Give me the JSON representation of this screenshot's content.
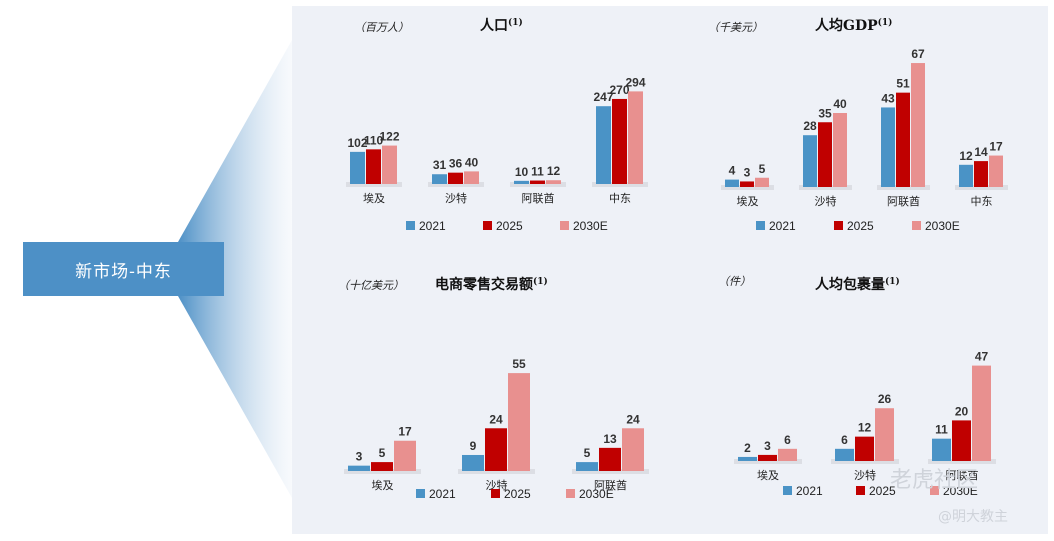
{
  "left_label": "新市场-中东",
  "colors": {
    "2021": "#4a93c6",
    "2025": "#c00000",
    "2030E": "#e8908f"
  },
  "legend": [
    "2021",
    "2025",
    "2030E"
  ],
  "watermark": {
    "brand": "老虎社区",
    "handle": "@明大教主"
  },
  "chart_data": [
    {
      "type": "bar",
      "title": "人口",
      "title_sup": "(1)",
      "unit": "（百万人）",
      "categories": [
        "埃及",
        "沙特",
        "阿联酋",
        "中东"
      ],
      "series": [
        {
          "name": "2021",
          "values": [
            102,
            31,
            10,
            247
          ]
        },
        {
          "name": "2025",
          "values": [
            110,
            36,
            11,
            270
          ]
        },
        {
          "name": "2030E",
          "values": [
            122,
            40,
            12,
            294
          ]
        }
      ]
    },
    {
      "type": "bar",
      "title": "人均GDP",
      "title_sup": "(1)",
      "unit": "（千美元）",
      "categories": [
        "埃及",
        "沙特",
        "阿联酋",
        "中东"
      ],
      "series": [
        {
          "name": "2021",
          "values": [
            4,
            28,
            43,
            12
          ]
        },
        {
          "name": "2025",
          "values": [
            3,
            35,
            51,
            14
          ]
        },
        {
          "name": "2030E",
          "values": [
            5,
            40,
            67,
            17
          ]
        }
      ]
    },
    {
      "type": "bar",
      "title": "电商零售交易额",
      "title_sup": "(1)",
      "unit": "（十亿美元）",
      "categories": [
        "埃及",
        "沙特",
        "阿联酋"
      ],
      "series": [
        {
          "name": "2021",
          "values": [
            3,
            9,
            5
          ]
        },
        {
          "name": "2025",
          "values": [
            5,
            24,
            13
          ]
        },
        {
          "name": "2030E",
          "values": [
            17,
            55,
            24
          ]
        }
      ]
    },
    {
      "type": "bar",
      "title": "人均包裹量",
      "title_sup": "(1)",
      "unit": "（件）",
      "categories": [
        "埃及",
        "沙特",
        "阿联酋"
      ],
      "series": [
        {
          "name": "2021",
          "values": [
            2,
            6,
            11
          ]
        },
        {
          "name": "2025",
          "values": [
            3,
            12,
            20
          ]
        },
        {
          "name": "2030E",
          "values": [
            6,
            26,
            47
          ]
        }
      ]
    }
  ]
}
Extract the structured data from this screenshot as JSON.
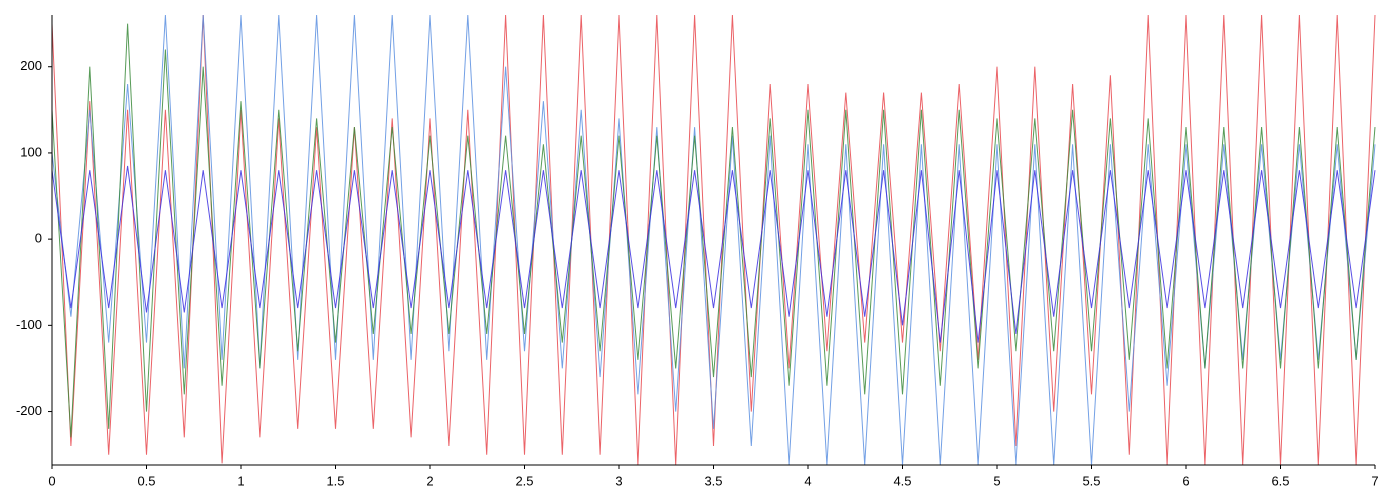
{
  "chart_data": {
    "type": "line",
    "x": [
      0,
      0.1,
      0.2,
      0.3,
      0.4,
      0.5,
      0.6,
      0.7,
      0.8,
      0.9,
      1,
      1.1,
      1.2,
      1.3,
      1.4,
      1.5,
      1.6,
      1.7,
      1.8,
      1.9,
      2,
      2.1,
      2.2,
      2.3,
      2.4,
      2.5,
      2.6,
      2.7,
      2.8,
      2.9,
      3,
      3.1,
      3.2,
      3.3,
      3.4,
      3.5,
      3.6,
      3.7,
      3.8,
      3.9,
      4,
      4.1,
      4.2,
      4.3,
      4.4,
      4.5,
      4.6,
      4.7,
      4.8,
      4.9,
      5,
      5.1,
      5.2,
      5.3,
      5.4,
      5.5,
      5.6,
      5.7,
      5.8,
      5.9,
      6,
      6.1,
      6.2,
      6.3,
      6.4,
      6.5,
      6.6,
      6.7,
      6.8,
      6.9,
      7
    ],
    "series": [
      {
        "color": "#e8474c",
        "values": [
          250,
          -240,
          160,
          -250,
          150,
          -250,
          150,
          -230,
          260,
          -260,
          150,
          -230,
          140,
          -220,
          130,
          -220,
          130,
          -220,
          140,
          -230,
          140,
          -240,
          150,
          -250,
          260,
          -250,
          260,
          -250,
          260,
          -250,
          260,
          -262,
          260,
          -262,
          260,
          -240,
          260,
          -200,
          180,
          -150,
          180,
          -130,
          170,
          -120,
          170,
          -120,
          170,
          -130,
          180,
          -140,
          200,
          -240,
          200,
          -200,
          180,
          -180,
          190,
          -250,
          260,
          -262,
          260,
          -262,
          260,
          -262,
          260,
          -262,
          260,
          -262,
          260,
          -262,
          260
        ]
      },
      {
        "color": "#5b8fe0",
        "values": [
          100,
          -90,
          150,
          -120,
          180,
          -120,
          260,
          -150,
          260,
          -140,
          260,
          -150,
          260,
          -140,
          260,
          -140,
          260,
          -140,
          260,
          -140,
          260,
          -130,
          260,
          -140,
          200,
          -130,
          160,
          -150,
          150,
          -160,
          140,
          -180,
          130,
          -200,
          130,
          -220,
          120,
          -240,
          120,
          -262,
          110,
          -262,
          110,
          -262,
          110,
          -262,
          110,
          -262,
          110,
          -262,
          110,
          -262,
          110,
          -262,
          110,
          -262,
          110,
          -200,
          110,
          -170,
          110,
          -150,
          110,
          -140,
          110,
          -140,
          110,
          -140,
          110,
          -140,
          110
        ]
      },
      {
        "color": "#3a8a3a",
        "values": [
          150,
          -230,
          200,
          -220,
          250,
          -200,
          220,
          -180,
          200,
          -170,
          160,
          -150,
          150,
          -130,
          140,
          -120,
          130,
          -110,
          130,
          -110,
          120,
          -110,
          120,
          -110,
          120,
          -110,
          110,
          -120,
          120,
          -130,
          120,
          -140,
          120,
          -150,
          120,
          -160,
          130,
          -160,
          140,
          -170,
          150,
          -170,
          150,
          -180,
          150,
          -180,
          150,
          -170,
          150,
          -150,
          140,
          -130,
          140,
          -130,
          150,
          -130,
          140,
          -140,
          140,
          -150,
          130,
          -150,
          130,
          -150,
          130,
          -150,
          130,
          -150,
          130,
          -140,
          130
        ]
      },
      {
        "color": "#3b2fe0",
        "values": [
          80,
          -80,
          80,
          -80,
          85,
          -85,
          80,
          -85,
          80,
          -80,
          80,
          -80,
          80,
          -80,
          80,
          -80,
          80,
          -80,
          80,
          -80,
          80,
          -80,
          80,
          -80,
          80,
          -80,
          80,
          -80,
          80,
          -80,
          80,
          -80,
          80,
          -80,
          80,
          -80,
          80,
          -80,
          80,
          -90,
          80,
          -90,
          80,
          -90,
          80,
          -100,
          80,
          -120,
          80,
          -120,
          80,
          -110,
          80,
          -90,
          80,
          -80,
          80,
          -80,
          80,
          -80,
          80,
          -80,
          80,
          -80,
          80,
          -80,
          80,
          -80,
          80,
          -80,
          80
        ]
      }
    ],
    "xlim": [
      0,
      7
    ],
    "xticks": [
      0,
      0.5,
      1,
      1.5,
      2,
      2.5,
      3,
      3.5,
      4,
      4.5,
      5,
      5.5,
      6,
      6.5,
      7
    ],
    "ylim": [
      -262,
      260
    ],
    "yticks": [
      -200,
      -100,
      0,
      100,
      200
    ]
  }
}
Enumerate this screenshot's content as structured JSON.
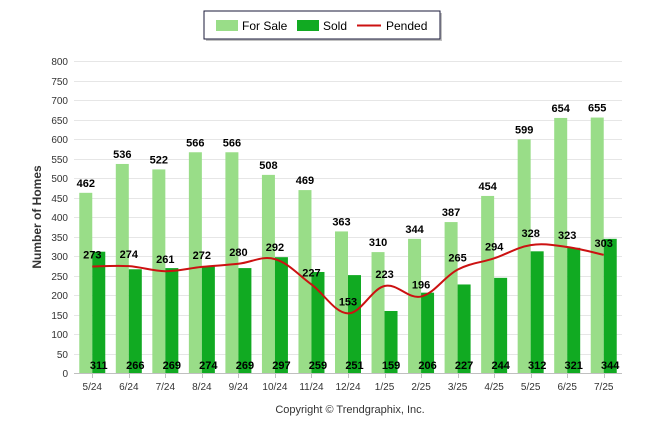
{
  "chart_data": {
    "type": "bar",
    "categories": [
      "5/24",
      "6/24",
      "7/24",
      "8/24",
      "9/24",
      "10/24",
      "11/24",
      "12/24",
      "1/25",
      "2/25",
      "3/25",
      "4/25",
      "5/25",
      "6/25",
      "7/25"
    ],
    "series": [
      {
        "name": "For Sale",
        "type": "bar",
        "color": "#99dd88",
        "values": [
          462,
          536,
          522,
          566,
          566,
          508,
          469,
          363,
          310,
          344,
          387,
          454,
          599,
          654,
          655
        ]
      },
      {
        "name": "Sold",
        "type": "bar",
        "color": "#11aa22",
        "values": [
          311,
          266,
          269,
          274,
          269,
          297,
          259,
          251,
          159,
          206,
          227,
          244,
          312,
          321,
          344
        ]
      },
      {
        "name": "Pended",
        "type": "line",
        "color": "#cc1111",
        "values": [
          273,
          274,
          261,
          272,
          280,
          292,
          227,
          153,
          223,
          196,
          265,
          294,
          328,
          323,
          303
        ]
      }
    ],
    "title": "",
    "xlabel": "",
    "ylabel": "Number of Homes",
    "ylim": [
      0,
      800
    ],
    "yticks": [
      0,
      50,
      100,
      150,
      200,
      250,
      300,
      350,
      400,
      450,
      500,
      550,
      600,
      650,
      700,
      750,
      800
    ],
    "grid": true,
    "legend_position": "top-center"
  },
  "credit": "Copyright © Trendgraphix, Inc."
}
* * * * *
(The request)
Gather and copy every line of the data in which the string "screenshot" is found.

(Response for this exercise)
Give me the JSON representation of this screenshot's content.
Extract the structured data from this screenshot as JSON.
Enumerate this screenshot's content as structured JSON.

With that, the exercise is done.